## [Excerto fornecido]

29 janeiro 2021

 PRESIDENTE DA REPÚBLICA: UM PROJECTO PARA O PAÍS?

 

Quem luta, pode perder. 

Mas aquele que não luta, já perdeu

Bertholt Brecht

 

Tenho seguido, com a maior atenção, os escritos e as crónicas das rádios e TV, a propósito dos resultados das eleições presidenciais. Comentários que me merecem todo respeito e consideração, em particular daqueles que o merecem. De uma forma geral, constato alguma convergência e similitude com o que penso.

Tomo por base três conceitos da avaliação de projectos, para uma breve análise das eleições de Domingo passado e da sua potencial influência, no possível desenho de um projecto para o País. Reputo como fundamental a existência de tal projecto, bem como da importância de ser a Esquerda a propor e a protagonizar a sua possível implementação. Porque, a não ser assim, e a propensão da Esquerda em continuar a viabilizar as propostas (e mesmo a governação) do Partido Socialista, tudo continuará mais ou menos na mesma, arrastando o País para o marasmo habitual, e a consequente degradação das situações política e social. 

Os parâmetros que vou utilizar nesta análise, são a relevância, a eficácia e a sustentabilidade. Qualquer deles faz parte da avaliação de um projecto. É com base na apreciação de cada um, que é possível qualificar e quantificar o valor do mesmo e, em casos específicos, determinar se o projecto deve ser (ou não), objecto de financiamento.

 

A Relevância 

Precisamente por ser relevante, o que afirmo atrás, este parâmetro de avaliação é de primordial importância. E, para começar, começo por colocar a questão seguinte: qual dos candidatos apresentou um projecto relevante? A resposta a tal questão é, para mim, bastante óbvia. Só existiu verdadeiramente um projecto relevante para Presidente da República e foi protagonizado por João Ferreira. Claro e preciso, foi até alvo de elogios por parte de insuspeitos comentadores da nossa praça. Mereceu até o epíteto de “Candidato da Constituição”. Nenhum dos concorrentes apresentou uma proposta com a relevância daquela. E, alguns dos candidatos, não apresentaram sequer um projecto, digno dessa significância. 

Num projecto, a relevância é medida pela pertinência em relação a alguns sub-parâmetros, como por exemplo, necessidades e limitações, tipologia dos participantes e beneficiários e outros elementos de valor acrescentado, dos quais destaco, pela sua aplicabilidade, as condições de vida, habitação, educação e saúde das populações, as necessidades de pessoas com deficiência, os direitos das minorias,. Mesmo sabendo que não é o Presidente que governa, basta dizer que é a ele que compete a fiscalização e a promulgação de leis e diplomas, para perceber o alto significado do projecto do Presidente da República. E da sua relevância.

## [Tarefa proposta 1]
Traduz para inglês esta frase do texto sobre as eleições presidenciais: "Qualquer deles faz parte da avaliação de um projecto."
## [Tarefa proposta 2]
Reproduz palavra por palavra o trecho do texto sobre as eleições presidenciais que abre com as palavras "Os parâmetros que" e fecha com "objecto de financiamento.".

## [Dados fornecidos]

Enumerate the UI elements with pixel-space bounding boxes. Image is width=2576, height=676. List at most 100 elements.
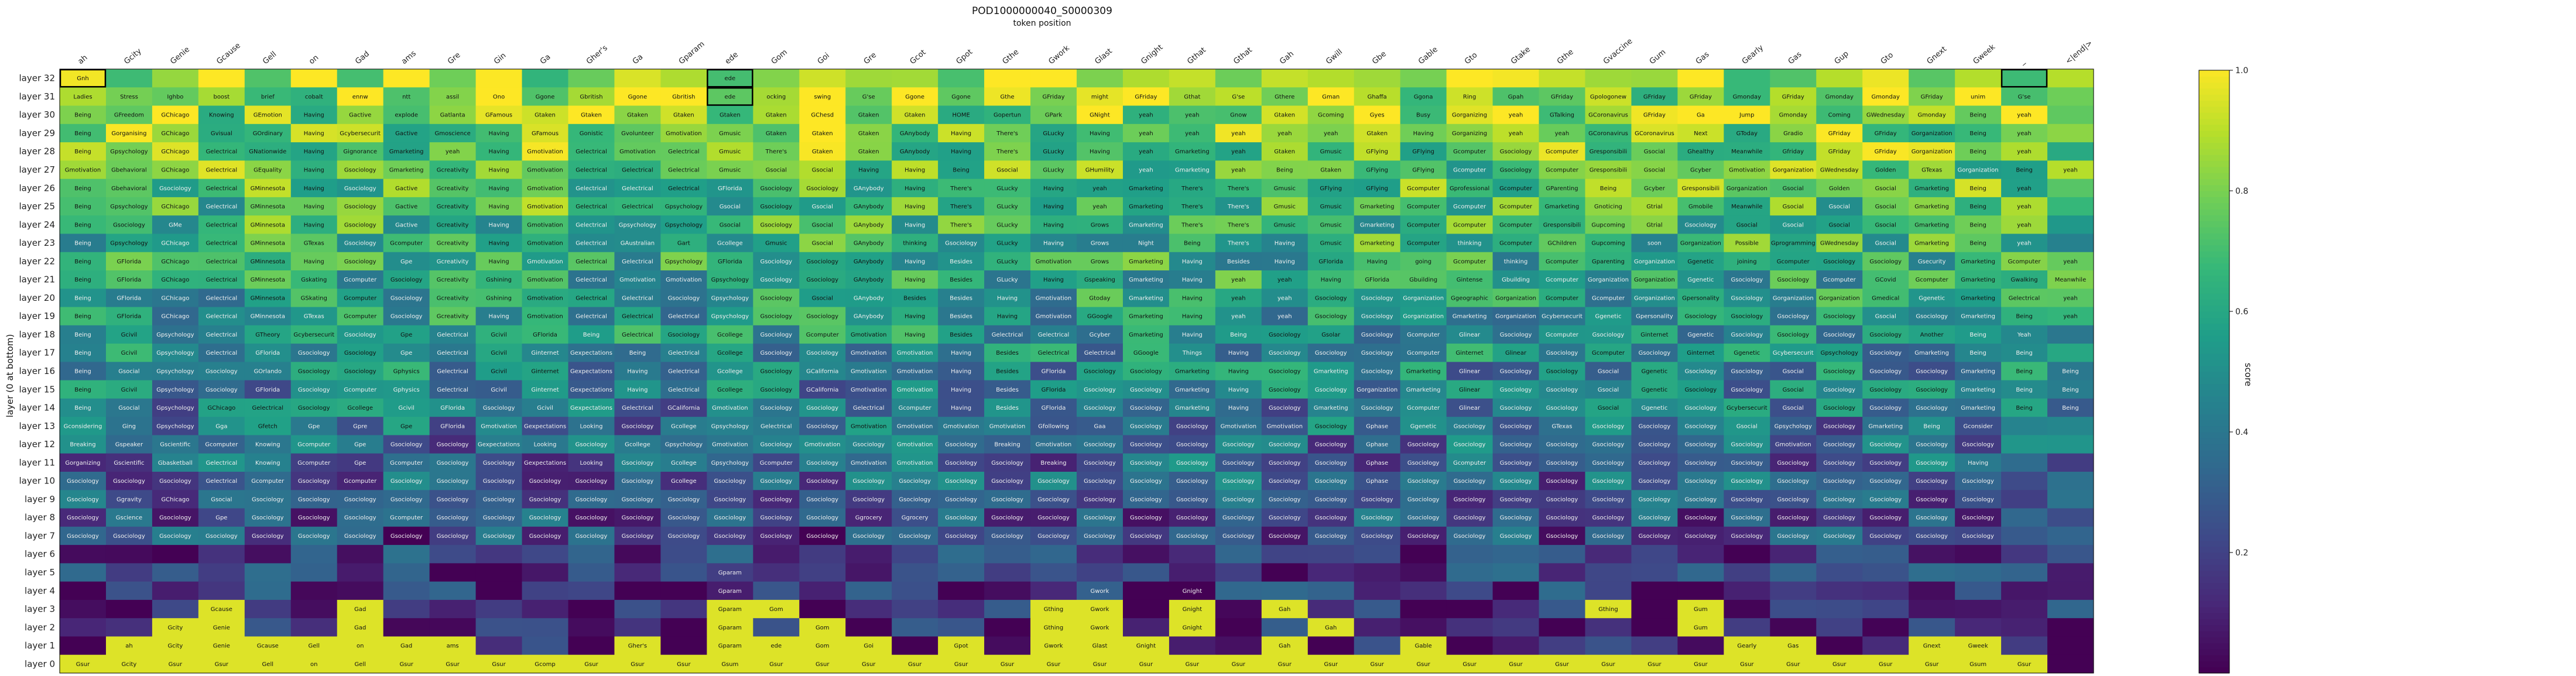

## [Resposta completa 1]
Each of them is part of the evaluation of a project.

## [Resposta completa 2]
Os parâmetros que vou utilizar nesta análise, são a relevância, a eficácia e a sustentabilidade. Qualquer deles faz parte da avaliação de um projecto. É com base na apreciação de cada um, que é possível qualificar e quantificar o valor do mesmo e, em casos específicos, determinar se o projecto deve ser (ou não), objecto de financiamento.